### Texte extrait:
Le vice-président de la Ligue de football professionnel (LFP), Farouk Belguidoum, a reconnu que la « majorité » des clubs professionnels refusent de reprendre la compétition, suspendue depuis mi-mars en raison de la pandémie de nouveau coronavirus (COVID-19), vu les difficultés financières auxquelles ils font face.

Lors de sa rencontre avec les clubs de l’Est, les dirigeants sportifs ont clairement fait savoir au vice-président de la Ligue de football professionnelle, qu’ils n’avaient pas les moyens financières pour mettre en place le protocole sanitaire exigée par les pouvoirs publics pour la reprise des championnats de football.

Crise financière

« La plupart des clubs traversent une crise financière. On ne peut pas leur exiger d’appliquer le protocole sanitaire exigé qui serait trop onéreux pour eux. Au cours de la réunion de mercredi, des clubs ont réclamé des sociétés nationales pour pouvoir survivre. Ils ont demandé à ce que toutes les équipes soient mises sur le même pied d’égalité. Pour eux, les pouvoirs publics doivent se pencher sur la question avec sérieux. Ils réclament tout simplement la suspension définitive de la compétition », a indiqué à l’APS Belguidoum. ».

### Consigne:
Traduisez en anglais la phrase suivante, tirée du texte extrait sur les clubs de football : « Ils ont demandé à ce que toutes les équipes soient mises sur le même pied d’égalité. »

### Matériel extrait:

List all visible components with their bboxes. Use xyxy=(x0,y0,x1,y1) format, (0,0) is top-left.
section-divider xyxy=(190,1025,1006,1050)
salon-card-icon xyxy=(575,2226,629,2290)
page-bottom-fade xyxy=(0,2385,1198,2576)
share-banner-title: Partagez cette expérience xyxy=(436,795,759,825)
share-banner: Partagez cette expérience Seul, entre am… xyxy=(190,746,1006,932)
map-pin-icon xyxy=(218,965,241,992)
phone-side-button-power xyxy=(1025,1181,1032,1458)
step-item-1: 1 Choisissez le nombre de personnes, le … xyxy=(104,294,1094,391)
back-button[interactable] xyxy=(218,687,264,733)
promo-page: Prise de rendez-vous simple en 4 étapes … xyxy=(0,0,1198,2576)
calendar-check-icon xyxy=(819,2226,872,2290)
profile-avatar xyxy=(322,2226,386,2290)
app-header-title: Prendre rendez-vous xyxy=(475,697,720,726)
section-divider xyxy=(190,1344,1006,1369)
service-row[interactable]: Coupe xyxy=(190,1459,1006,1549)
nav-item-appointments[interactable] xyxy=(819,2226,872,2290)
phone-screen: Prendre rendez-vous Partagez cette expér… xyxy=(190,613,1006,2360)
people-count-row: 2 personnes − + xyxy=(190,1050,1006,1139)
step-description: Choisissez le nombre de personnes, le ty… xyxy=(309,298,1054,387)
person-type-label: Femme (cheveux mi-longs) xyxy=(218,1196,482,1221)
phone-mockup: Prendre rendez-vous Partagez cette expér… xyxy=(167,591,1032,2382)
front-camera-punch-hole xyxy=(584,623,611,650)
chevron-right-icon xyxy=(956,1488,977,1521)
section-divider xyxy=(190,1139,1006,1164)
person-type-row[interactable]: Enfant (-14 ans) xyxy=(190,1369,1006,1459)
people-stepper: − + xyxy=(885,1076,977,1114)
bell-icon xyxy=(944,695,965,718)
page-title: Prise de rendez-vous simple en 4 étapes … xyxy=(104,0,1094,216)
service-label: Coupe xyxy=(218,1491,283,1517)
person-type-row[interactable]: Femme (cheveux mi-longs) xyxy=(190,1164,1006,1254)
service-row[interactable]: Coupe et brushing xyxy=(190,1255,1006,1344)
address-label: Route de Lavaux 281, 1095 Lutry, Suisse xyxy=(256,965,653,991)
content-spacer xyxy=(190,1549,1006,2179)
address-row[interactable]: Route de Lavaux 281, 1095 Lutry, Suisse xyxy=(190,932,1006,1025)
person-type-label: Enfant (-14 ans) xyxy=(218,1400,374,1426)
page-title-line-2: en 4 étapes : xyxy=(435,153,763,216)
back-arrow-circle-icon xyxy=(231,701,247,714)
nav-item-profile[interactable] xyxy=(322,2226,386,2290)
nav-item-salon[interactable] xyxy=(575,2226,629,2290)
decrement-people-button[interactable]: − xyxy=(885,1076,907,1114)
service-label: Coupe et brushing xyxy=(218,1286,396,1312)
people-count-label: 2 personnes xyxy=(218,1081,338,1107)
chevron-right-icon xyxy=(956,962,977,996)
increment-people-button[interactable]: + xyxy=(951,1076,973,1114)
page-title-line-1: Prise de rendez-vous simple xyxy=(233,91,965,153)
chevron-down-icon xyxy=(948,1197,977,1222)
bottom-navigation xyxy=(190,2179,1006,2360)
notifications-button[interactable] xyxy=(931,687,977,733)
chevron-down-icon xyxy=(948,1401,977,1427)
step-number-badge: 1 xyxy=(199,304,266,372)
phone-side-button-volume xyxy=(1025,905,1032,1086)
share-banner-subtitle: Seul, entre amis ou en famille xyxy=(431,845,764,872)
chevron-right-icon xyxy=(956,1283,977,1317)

### Corrigé:
They asked that all the teams be put on an equal footing.